[BEGIN]
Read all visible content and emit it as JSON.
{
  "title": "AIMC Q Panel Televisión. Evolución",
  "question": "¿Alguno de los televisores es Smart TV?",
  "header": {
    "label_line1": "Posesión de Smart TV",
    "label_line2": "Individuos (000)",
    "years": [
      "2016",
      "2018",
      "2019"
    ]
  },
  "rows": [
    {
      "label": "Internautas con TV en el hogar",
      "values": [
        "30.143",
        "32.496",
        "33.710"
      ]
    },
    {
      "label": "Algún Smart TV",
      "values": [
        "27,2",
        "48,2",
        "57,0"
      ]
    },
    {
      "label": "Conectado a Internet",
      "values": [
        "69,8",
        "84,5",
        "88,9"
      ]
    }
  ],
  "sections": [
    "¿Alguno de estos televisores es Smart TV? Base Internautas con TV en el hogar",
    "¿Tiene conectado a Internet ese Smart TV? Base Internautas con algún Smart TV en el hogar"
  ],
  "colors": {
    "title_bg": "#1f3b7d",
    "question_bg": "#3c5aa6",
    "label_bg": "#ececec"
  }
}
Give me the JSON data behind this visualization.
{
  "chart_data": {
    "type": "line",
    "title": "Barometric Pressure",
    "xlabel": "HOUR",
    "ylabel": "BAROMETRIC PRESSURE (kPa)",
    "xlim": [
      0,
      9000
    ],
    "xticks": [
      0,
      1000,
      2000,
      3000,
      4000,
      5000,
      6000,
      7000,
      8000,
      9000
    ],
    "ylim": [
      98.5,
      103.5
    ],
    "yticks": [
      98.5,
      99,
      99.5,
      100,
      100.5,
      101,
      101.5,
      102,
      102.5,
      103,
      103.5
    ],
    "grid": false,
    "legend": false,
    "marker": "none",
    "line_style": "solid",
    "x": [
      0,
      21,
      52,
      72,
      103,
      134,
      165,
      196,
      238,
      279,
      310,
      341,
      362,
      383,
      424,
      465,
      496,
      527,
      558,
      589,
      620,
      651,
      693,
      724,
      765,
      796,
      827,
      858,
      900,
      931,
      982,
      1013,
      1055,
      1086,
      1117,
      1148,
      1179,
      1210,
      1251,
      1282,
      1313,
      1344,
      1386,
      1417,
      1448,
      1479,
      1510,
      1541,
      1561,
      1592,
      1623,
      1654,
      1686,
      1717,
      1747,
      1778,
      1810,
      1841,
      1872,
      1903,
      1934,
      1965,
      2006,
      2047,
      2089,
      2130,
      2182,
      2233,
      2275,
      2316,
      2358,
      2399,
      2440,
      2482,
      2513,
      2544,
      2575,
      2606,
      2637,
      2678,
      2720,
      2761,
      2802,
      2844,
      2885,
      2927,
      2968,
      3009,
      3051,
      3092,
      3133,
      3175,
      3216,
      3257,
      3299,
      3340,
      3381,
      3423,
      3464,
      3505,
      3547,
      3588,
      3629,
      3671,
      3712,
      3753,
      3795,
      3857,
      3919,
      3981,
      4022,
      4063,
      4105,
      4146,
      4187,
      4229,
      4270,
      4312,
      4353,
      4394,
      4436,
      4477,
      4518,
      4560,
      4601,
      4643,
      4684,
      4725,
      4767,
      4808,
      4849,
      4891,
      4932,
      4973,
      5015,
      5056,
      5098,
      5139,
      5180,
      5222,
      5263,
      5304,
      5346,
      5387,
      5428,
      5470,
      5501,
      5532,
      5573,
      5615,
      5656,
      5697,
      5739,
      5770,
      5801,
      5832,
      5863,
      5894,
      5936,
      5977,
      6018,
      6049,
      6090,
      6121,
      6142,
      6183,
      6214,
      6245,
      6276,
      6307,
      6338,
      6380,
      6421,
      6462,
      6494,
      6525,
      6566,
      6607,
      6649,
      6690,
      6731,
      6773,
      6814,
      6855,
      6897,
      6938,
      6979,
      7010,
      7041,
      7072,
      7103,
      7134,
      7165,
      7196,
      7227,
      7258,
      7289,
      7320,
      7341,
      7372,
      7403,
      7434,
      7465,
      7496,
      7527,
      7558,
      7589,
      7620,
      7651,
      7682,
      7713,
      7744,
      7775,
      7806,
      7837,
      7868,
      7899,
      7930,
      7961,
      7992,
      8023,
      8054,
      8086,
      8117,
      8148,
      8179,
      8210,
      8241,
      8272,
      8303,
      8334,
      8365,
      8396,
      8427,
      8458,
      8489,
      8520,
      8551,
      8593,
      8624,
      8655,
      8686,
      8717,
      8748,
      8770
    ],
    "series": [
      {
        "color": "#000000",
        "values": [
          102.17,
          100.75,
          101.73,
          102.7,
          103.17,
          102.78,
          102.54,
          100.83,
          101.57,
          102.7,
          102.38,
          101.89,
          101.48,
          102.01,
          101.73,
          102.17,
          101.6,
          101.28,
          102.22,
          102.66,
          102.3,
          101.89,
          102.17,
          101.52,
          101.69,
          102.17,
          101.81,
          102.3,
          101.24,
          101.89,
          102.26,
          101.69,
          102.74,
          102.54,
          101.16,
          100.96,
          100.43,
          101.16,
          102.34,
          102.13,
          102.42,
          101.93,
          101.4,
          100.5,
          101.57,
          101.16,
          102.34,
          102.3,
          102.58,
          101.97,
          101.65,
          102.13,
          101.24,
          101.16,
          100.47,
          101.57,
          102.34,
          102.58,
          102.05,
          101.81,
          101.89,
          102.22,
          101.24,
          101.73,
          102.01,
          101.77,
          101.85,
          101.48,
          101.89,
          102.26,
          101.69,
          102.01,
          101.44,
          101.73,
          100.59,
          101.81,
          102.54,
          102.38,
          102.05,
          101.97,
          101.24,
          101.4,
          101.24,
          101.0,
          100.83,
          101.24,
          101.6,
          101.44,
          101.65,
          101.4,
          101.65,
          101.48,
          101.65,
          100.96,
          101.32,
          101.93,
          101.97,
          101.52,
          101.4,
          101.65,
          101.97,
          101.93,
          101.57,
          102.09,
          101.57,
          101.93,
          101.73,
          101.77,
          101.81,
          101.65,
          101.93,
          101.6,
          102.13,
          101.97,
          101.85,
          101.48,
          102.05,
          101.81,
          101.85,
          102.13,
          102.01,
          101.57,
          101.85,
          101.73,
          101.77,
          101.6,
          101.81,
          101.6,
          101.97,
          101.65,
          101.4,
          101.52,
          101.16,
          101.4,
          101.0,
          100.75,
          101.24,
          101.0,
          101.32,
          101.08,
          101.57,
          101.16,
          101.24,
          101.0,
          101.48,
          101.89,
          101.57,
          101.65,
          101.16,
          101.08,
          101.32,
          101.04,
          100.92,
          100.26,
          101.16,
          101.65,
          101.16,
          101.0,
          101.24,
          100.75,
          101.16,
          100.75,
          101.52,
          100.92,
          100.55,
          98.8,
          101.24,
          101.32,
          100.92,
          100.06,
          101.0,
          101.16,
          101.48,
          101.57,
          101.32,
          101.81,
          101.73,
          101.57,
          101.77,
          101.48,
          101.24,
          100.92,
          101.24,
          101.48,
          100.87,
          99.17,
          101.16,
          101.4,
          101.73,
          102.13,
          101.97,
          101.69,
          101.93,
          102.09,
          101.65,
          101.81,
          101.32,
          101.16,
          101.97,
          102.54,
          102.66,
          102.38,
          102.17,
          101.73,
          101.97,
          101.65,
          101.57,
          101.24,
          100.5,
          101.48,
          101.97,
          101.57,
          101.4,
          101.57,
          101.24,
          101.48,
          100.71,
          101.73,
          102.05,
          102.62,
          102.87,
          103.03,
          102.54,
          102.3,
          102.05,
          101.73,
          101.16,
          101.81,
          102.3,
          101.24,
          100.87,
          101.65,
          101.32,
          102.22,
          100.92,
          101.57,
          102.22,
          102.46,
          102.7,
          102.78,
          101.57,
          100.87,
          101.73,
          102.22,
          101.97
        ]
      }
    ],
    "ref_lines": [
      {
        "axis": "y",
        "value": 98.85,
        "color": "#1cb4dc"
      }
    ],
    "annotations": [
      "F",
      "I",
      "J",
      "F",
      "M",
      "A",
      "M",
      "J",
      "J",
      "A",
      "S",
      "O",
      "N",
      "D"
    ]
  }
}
[END]
THE TASK — From the records, copy every line that has the string "Internet" in it.

THE REPLY —
      "label": "Conectado a Internet",
    "¿Tiene conectado a Internet ese Smart TV? Base Internautas con algún Smart TV en el hogar"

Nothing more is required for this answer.